Stored data entries
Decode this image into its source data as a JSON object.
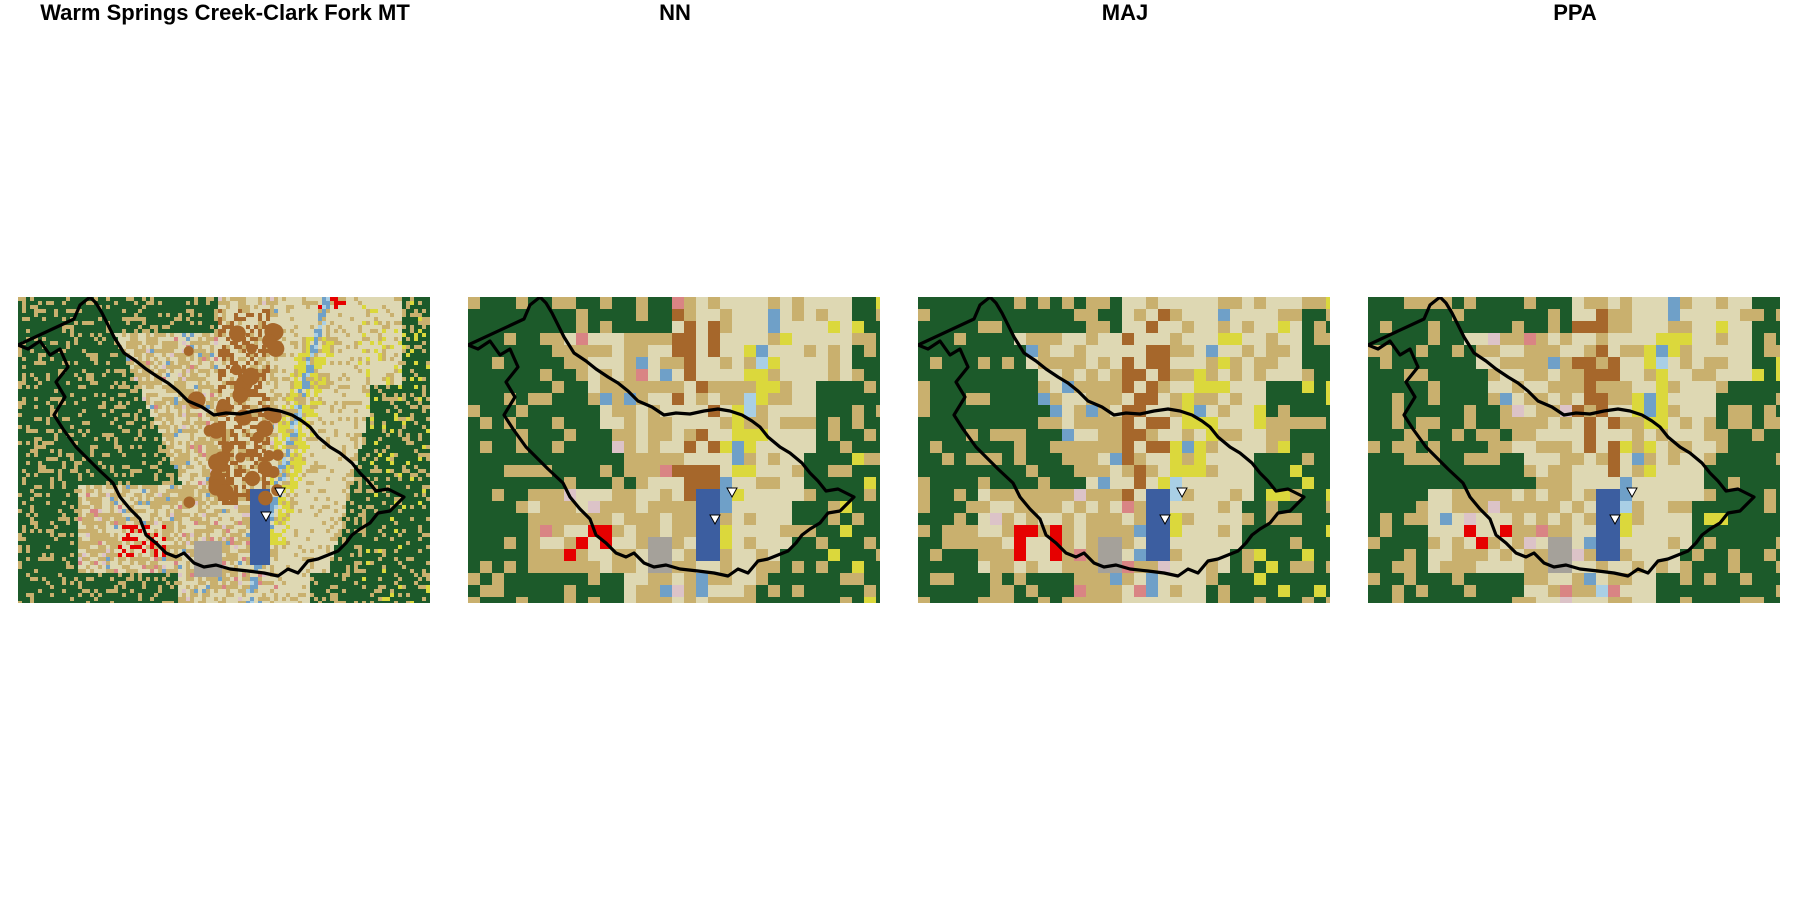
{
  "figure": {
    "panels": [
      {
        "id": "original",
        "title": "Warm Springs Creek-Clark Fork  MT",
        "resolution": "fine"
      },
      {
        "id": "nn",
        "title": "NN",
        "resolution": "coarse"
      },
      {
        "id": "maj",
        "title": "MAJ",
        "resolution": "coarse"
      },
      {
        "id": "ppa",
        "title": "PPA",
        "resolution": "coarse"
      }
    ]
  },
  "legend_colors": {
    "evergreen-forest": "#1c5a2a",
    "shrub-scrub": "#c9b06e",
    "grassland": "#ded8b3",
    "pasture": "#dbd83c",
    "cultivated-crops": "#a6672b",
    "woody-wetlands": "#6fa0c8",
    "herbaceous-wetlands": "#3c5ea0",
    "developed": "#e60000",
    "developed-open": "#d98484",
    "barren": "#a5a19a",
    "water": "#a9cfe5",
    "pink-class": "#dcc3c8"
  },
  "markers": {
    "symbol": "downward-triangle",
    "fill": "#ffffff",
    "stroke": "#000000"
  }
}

[WRITTEN REQUEST] Compute the number of lines above that contain the string "developed". Reply with that value only.

[SOLVED EXERCISE] 2